▸ EXERCISE DESCRIPTION: The records below must be output exactly, without pictures.

======== PROVIDED DATA ========

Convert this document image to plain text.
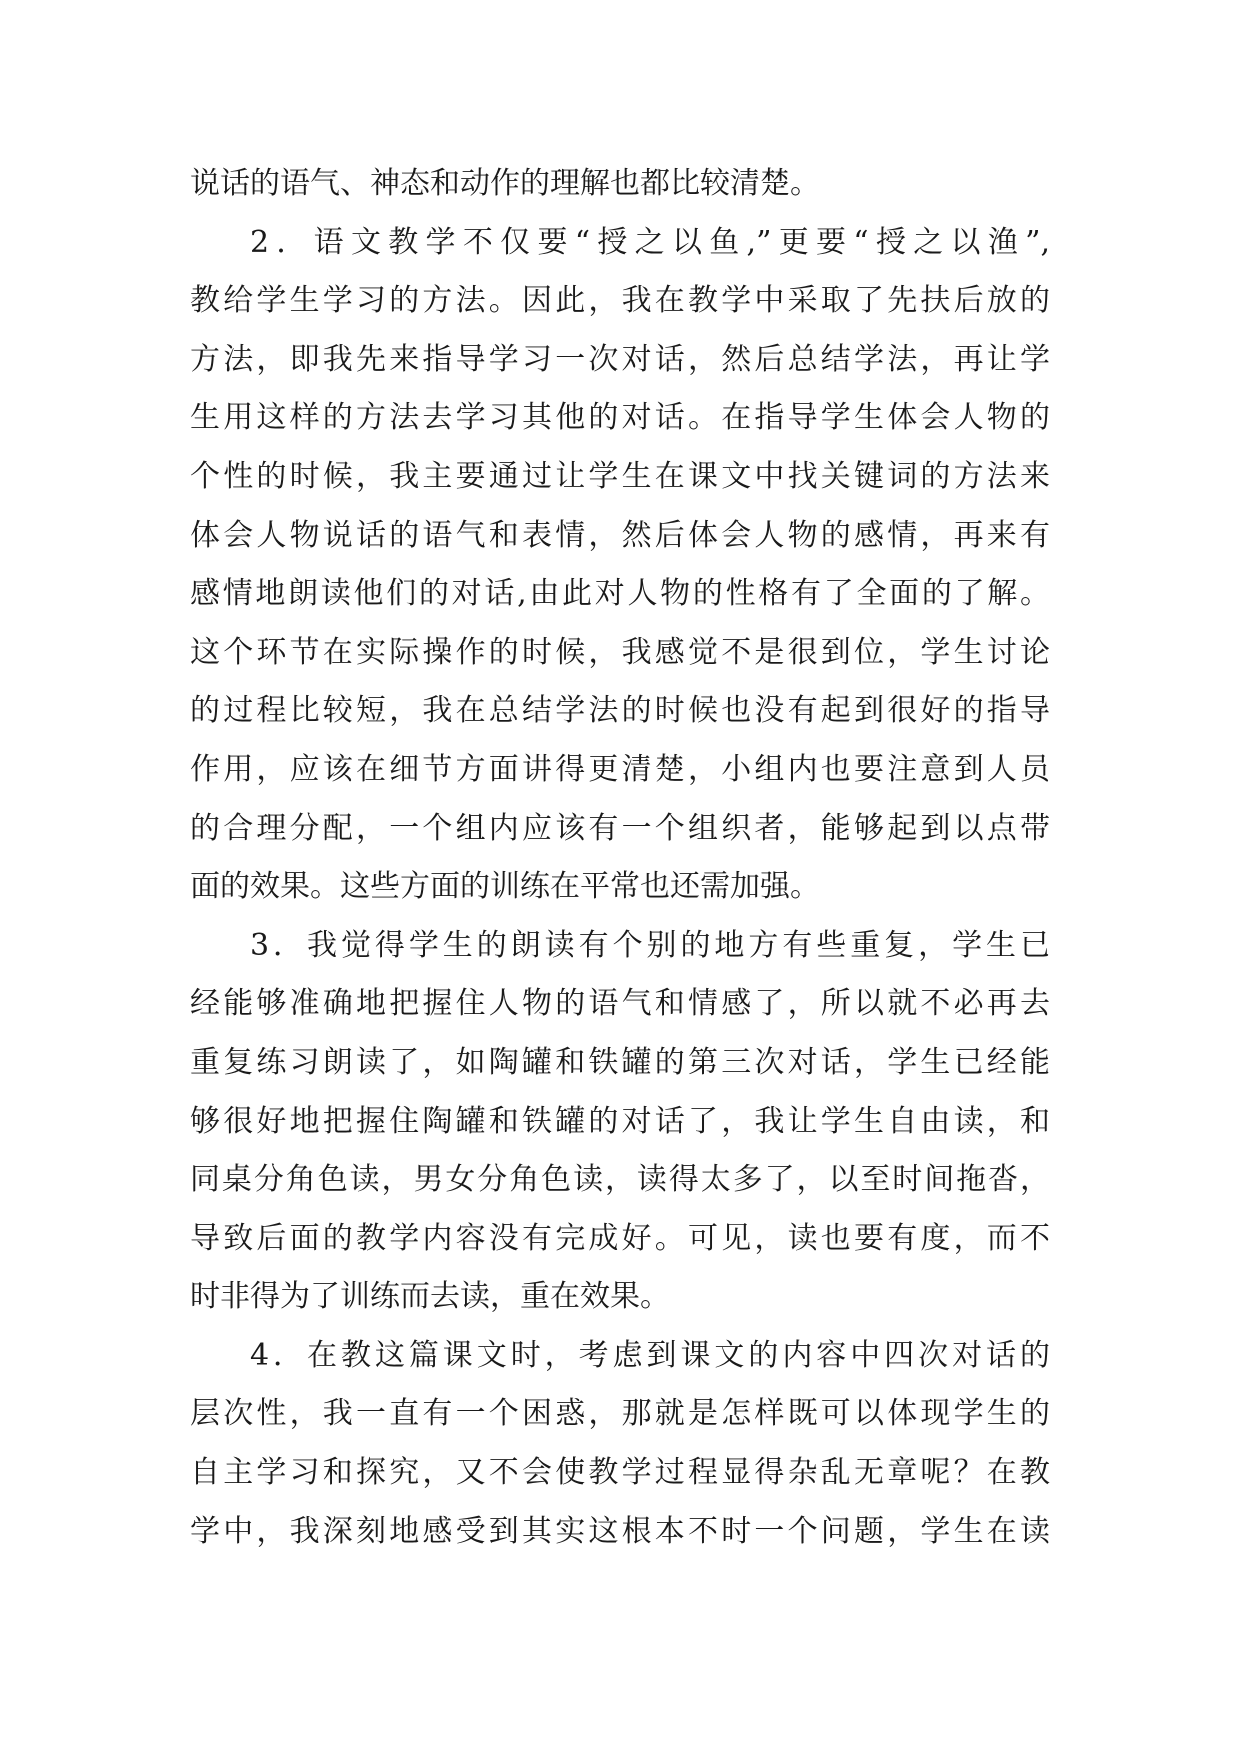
说话的语气、神态和动作的理解也都比较清楚。
2．语文教学不仅要“授之以鱼,”更要“授之以渔”,
教给学生学习的方法。因此，我在教学中采取了先扶后放的
方法，即我先来指导学习一次对话，然后总结学法，再让学
生用这样的方法去学习其他的对话。在指导学生体会人物的
个性的时候，我主要通过让学生在课文中找关键词的方法来
体会人物说话的语气和表情，然后体会人物的感情，再来有
感情地朗读他们的对话,由此对人物的性格有了全面的了解。
这个环节在实际操作的时候，我感觉不是很到位，学生讨论
的过程比较短，我在总结学法的时候也没有起到很好的指导
作用，应该在细节方面讲得更清楚，小组内也要注意到人员
的合理分配，一个组内应该有一个组织者，能够起到以点带
面的效果。这些方面的训练在平常也还需加强。
3．我觉得学生的朗读有个别的地方有些重复，学生已
经能够准确地把握住人物的语气和情感了，所以就不必再去
重复练习朗读了，如陶罐和铁罐的第三次对话，学生已经能
够很好地把握住陶罐和铁罐的对话了，我让学生自由读，和
同桌分角色读，男女分角色读，读得太多了，以至时间拖沓，
导致后面的教学内容没有完成好。可见，读也要有度，而不
时非得为了训练而去读，重在效果。
4．在教这篇课文时，考虑到课文的内容中四次对话的
层次性，我一直有一个困惑，那就是怎样既可以体现学生的
自主学习和探究，又不会使教学过程显得杂乱无章呢？在教
学中，我深刻地感受到其实这根本不时一个问题，学生在读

========

▸ FULL ANSWER:
Convert this document image to plain text.
说话的语气、神态和动作的理解也都比较清楚。
2．语文教学不仅要“授之以鱼,”更要“授之以渔”,
教给学生学习的方法。因此，我在教学中采取了先扶后放的
方法，即我先来指导学习一次对话，然后总结学法，再让学
生用这样的方法去学习其他的对话。在指导学生体会人物的
个性的时候，我主要通过让学生在课文中找关键词的方法来
体会人物说话的语气和表情，然后体会人物的感情，再来有
感情地朗读他们的对话,由此对人物的性格有了全面的了解。
这个环节在实际操作的时候，我感觉不是很到位，学生讨论
的过程比较短，我在总结学法的时候也没有起到很好的指导
作用，应该在细节方面讲得更清楚，小组内也要注意到人员
的合理分配，一个组内应该有一个组织者，能够起到以点带
面的效果。这些方面的训练在平常也还需加强。
3．我觉得学生的朗读有个别的地方有些重复，学生已
经能够准确地把握住人物的语气和情感了，所以就不必再去
重复练习朗读了，如陶罐和铁罐的第三次对话，学生已经能
够很好地把握住陶罐和铁罐的对话了，我让学生自由读，和
同桌分角色读，男女分角色读，读得太多了，以至时间拖沓，
导致后面的教学内容没有完成好。可见，读也要有度，而不
时非得为了训练而去读，重在效果。
4．在教这篇课文时，考虑到课文的内容中四次对话的
层次性，我一直有一个困惑，那就是怎样既可以体现学生的
自主学习和探究，又不会使教学过程显得杂乱无章呢？在教
学中，我深刻地感受到其实这根本不时一个问题，学生在读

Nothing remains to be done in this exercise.